AIM OF THE EXERCISE: Copy each line below that contains "účinnost".

GIVEN DATA:
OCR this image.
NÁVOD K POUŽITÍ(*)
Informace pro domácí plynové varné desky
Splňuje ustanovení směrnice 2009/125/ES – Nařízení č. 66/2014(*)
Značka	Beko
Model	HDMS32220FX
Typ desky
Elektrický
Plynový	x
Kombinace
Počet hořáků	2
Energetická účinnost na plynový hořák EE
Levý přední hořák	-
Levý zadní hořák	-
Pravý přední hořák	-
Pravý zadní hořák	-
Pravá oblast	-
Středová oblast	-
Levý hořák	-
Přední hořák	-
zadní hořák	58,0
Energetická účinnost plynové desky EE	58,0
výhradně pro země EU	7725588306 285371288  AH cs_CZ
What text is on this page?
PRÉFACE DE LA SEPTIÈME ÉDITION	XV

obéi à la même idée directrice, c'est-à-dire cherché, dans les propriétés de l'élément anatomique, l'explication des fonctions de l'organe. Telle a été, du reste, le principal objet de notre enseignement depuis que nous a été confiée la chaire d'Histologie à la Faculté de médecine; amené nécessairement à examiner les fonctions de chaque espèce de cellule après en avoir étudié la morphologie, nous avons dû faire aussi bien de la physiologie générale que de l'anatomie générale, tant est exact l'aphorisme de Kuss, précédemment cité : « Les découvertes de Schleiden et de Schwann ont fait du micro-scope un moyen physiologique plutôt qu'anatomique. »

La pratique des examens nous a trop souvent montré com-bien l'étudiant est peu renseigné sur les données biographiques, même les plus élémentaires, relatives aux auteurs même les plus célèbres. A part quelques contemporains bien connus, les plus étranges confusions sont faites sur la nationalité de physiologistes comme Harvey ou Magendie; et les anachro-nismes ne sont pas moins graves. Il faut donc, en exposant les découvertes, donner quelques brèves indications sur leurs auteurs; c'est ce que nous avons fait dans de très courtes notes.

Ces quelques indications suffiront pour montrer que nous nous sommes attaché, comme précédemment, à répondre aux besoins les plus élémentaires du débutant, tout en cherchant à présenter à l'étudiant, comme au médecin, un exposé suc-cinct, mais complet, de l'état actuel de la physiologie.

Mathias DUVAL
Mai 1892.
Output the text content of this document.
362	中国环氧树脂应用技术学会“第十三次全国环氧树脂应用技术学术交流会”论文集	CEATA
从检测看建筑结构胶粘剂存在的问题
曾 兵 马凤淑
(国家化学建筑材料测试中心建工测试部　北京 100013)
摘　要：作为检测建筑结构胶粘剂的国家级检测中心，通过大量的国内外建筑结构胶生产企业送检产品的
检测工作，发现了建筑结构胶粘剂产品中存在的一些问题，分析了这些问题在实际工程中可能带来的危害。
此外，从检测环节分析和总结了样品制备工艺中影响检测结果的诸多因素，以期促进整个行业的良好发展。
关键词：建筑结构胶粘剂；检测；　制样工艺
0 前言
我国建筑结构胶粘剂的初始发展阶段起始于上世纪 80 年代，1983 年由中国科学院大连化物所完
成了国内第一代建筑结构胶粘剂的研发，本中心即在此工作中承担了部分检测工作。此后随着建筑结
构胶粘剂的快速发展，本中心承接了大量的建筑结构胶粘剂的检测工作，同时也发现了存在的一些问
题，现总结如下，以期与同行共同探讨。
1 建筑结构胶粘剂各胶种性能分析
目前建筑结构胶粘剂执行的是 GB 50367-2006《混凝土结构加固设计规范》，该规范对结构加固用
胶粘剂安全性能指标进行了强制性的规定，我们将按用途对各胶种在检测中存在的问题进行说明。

SOLUTION TO THIS EXERCISE:
Energetická účinnost na plynový hořák EE
Energetická účinnost plynové desky EE	58,0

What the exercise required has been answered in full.